## Start Given data

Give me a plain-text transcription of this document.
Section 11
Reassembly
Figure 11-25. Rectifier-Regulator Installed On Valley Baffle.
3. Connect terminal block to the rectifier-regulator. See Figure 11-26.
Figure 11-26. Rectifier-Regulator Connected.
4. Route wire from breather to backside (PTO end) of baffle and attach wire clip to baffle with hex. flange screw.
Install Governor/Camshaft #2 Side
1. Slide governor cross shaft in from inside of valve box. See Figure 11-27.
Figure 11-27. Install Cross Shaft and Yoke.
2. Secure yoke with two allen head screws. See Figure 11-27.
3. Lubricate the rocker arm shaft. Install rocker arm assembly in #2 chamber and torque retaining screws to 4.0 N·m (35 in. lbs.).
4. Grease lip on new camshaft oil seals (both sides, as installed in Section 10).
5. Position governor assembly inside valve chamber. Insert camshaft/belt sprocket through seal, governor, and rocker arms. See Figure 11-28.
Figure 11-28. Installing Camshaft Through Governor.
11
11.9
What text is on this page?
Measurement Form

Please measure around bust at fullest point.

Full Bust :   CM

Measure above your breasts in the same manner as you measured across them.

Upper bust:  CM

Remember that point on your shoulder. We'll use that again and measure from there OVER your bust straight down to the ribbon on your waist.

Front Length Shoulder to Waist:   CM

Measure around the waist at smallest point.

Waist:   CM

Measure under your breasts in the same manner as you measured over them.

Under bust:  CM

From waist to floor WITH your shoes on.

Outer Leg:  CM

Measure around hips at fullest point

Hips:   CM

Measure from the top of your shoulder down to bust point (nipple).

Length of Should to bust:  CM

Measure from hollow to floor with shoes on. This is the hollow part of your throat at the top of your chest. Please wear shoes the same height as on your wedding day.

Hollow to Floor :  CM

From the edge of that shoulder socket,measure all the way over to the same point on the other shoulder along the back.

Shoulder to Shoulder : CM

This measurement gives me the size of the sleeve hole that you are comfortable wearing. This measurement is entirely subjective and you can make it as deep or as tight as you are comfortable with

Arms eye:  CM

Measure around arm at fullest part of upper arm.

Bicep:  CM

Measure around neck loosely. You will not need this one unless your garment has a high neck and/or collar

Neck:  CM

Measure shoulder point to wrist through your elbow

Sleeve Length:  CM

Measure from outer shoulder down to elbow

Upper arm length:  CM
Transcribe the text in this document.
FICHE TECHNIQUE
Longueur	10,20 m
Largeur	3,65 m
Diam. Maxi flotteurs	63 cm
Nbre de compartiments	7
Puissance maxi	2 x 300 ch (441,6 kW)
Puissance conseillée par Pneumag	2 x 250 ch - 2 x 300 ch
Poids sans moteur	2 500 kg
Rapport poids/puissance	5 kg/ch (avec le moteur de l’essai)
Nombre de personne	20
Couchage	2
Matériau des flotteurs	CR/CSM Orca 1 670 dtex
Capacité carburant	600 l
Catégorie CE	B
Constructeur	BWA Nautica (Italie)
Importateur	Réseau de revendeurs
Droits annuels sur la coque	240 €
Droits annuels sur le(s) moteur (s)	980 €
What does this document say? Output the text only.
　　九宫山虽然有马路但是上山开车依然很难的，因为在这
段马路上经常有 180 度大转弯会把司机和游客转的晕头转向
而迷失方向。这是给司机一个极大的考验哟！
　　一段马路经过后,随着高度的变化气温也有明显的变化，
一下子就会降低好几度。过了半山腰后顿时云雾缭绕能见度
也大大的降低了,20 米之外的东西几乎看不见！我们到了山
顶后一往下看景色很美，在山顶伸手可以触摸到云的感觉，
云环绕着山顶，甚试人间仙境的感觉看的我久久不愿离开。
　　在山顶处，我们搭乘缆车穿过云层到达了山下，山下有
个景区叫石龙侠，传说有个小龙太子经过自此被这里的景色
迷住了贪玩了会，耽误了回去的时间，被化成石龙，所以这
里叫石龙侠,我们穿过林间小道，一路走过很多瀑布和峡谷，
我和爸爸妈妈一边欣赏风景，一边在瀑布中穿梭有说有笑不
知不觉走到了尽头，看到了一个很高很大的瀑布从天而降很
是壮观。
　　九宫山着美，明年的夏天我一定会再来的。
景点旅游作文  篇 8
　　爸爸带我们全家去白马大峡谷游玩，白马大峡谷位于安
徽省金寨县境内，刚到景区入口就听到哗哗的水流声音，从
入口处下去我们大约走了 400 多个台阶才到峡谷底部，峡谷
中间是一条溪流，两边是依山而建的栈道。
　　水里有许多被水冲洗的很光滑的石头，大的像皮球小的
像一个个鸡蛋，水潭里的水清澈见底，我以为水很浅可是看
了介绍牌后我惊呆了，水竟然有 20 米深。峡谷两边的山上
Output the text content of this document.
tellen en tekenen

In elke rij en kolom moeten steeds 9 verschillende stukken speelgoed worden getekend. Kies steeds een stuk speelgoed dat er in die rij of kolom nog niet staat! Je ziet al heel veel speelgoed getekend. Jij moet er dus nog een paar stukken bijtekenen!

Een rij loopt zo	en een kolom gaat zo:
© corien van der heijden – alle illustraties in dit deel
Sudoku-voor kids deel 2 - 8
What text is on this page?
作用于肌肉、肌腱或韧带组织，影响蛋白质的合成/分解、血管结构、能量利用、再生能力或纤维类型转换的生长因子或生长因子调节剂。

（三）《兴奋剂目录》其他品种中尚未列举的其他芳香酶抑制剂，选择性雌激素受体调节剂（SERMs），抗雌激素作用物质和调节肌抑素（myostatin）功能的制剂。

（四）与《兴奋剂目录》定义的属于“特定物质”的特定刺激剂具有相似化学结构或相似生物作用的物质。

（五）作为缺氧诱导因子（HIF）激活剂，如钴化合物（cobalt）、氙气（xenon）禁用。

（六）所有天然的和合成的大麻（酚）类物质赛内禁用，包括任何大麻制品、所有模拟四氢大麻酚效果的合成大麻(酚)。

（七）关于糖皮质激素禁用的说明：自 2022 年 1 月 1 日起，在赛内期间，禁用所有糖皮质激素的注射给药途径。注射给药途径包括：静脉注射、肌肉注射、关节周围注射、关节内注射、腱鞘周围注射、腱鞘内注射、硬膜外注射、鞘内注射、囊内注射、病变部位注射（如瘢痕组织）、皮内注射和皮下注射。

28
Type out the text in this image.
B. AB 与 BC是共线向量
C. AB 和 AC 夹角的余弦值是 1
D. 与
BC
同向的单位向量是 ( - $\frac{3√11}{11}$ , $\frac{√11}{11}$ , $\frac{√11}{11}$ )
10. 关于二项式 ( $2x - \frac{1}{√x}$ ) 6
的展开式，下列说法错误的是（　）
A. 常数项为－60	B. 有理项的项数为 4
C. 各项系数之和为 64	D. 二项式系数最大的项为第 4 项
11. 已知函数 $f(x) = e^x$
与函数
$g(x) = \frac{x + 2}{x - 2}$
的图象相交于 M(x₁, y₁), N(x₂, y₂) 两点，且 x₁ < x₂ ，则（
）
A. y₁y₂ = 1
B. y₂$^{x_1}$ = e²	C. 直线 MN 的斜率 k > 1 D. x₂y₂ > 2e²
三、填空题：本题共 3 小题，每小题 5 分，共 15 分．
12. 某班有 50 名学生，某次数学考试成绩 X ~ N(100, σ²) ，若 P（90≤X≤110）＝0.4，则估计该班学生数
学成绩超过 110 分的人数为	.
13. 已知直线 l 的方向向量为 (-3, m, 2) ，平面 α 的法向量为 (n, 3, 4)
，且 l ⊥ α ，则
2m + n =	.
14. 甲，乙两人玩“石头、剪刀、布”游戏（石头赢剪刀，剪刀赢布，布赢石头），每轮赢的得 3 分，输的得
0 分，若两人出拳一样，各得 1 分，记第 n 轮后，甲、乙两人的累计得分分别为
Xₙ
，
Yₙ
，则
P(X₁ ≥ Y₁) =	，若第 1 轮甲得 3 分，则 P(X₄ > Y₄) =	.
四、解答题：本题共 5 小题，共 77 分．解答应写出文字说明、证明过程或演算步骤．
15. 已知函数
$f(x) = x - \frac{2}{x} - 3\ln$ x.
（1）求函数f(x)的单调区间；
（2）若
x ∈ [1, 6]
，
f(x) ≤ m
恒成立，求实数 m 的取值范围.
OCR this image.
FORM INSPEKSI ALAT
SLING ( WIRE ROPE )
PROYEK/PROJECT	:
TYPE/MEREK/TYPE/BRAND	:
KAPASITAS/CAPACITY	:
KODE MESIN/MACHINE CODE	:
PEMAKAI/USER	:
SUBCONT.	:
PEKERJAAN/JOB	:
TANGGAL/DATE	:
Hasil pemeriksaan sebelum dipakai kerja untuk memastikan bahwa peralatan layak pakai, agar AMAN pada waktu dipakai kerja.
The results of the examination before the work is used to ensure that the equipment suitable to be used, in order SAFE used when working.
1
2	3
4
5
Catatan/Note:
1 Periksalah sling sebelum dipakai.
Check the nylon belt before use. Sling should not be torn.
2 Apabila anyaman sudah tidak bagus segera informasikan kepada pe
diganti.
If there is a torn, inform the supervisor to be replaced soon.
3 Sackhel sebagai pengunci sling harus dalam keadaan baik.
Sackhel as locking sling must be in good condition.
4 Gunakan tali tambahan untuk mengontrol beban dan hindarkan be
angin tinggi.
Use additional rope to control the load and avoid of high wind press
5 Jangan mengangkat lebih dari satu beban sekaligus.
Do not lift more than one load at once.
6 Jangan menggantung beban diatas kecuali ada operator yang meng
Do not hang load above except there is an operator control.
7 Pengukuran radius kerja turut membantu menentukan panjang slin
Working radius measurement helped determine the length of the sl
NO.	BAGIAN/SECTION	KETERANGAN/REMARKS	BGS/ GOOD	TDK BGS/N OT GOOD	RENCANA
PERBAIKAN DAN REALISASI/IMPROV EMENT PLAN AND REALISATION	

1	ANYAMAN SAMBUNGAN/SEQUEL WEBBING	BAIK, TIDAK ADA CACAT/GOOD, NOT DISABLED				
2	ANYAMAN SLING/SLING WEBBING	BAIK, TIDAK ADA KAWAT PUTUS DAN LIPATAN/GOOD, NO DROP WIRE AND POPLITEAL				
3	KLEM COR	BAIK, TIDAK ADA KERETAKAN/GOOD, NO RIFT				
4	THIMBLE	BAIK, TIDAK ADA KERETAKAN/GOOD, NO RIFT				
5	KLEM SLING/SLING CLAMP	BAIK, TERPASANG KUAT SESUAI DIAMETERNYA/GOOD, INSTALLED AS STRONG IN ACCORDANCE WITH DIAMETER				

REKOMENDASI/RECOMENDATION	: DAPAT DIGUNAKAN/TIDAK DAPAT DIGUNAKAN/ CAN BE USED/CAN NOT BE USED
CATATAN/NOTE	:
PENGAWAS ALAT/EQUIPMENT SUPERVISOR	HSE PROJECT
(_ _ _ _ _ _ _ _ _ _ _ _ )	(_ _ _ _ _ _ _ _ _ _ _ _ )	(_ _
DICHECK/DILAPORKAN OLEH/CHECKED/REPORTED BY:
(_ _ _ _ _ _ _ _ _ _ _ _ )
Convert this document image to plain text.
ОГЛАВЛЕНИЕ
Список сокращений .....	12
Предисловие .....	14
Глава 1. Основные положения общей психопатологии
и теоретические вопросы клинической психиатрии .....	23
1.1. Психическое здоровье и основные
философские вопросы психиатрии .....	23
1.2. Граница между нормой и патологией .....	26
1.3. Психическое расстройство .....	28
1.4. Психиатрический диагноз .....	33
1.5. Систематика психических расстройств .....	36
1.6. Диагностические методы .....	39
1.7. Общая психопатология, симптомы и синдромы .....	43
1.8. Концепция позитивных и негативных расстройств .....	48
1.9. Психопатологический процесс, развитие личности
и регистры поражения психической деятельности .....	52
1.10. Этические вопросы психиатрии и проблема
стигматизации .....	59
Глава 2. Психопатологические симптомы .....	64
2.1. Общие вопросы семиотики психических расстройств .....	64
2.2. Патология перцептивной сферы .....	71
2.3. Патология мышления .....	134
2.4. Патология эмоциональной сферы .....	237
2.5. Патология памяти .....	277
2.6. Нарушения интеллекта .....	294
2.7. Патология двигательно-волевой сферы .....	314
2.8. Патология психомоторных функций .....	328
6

## End Given data

**Your objective:**
For the listing above, give the number of lines in which the string "chamber" occurs, and nothing else.

**Answer to this task:**
2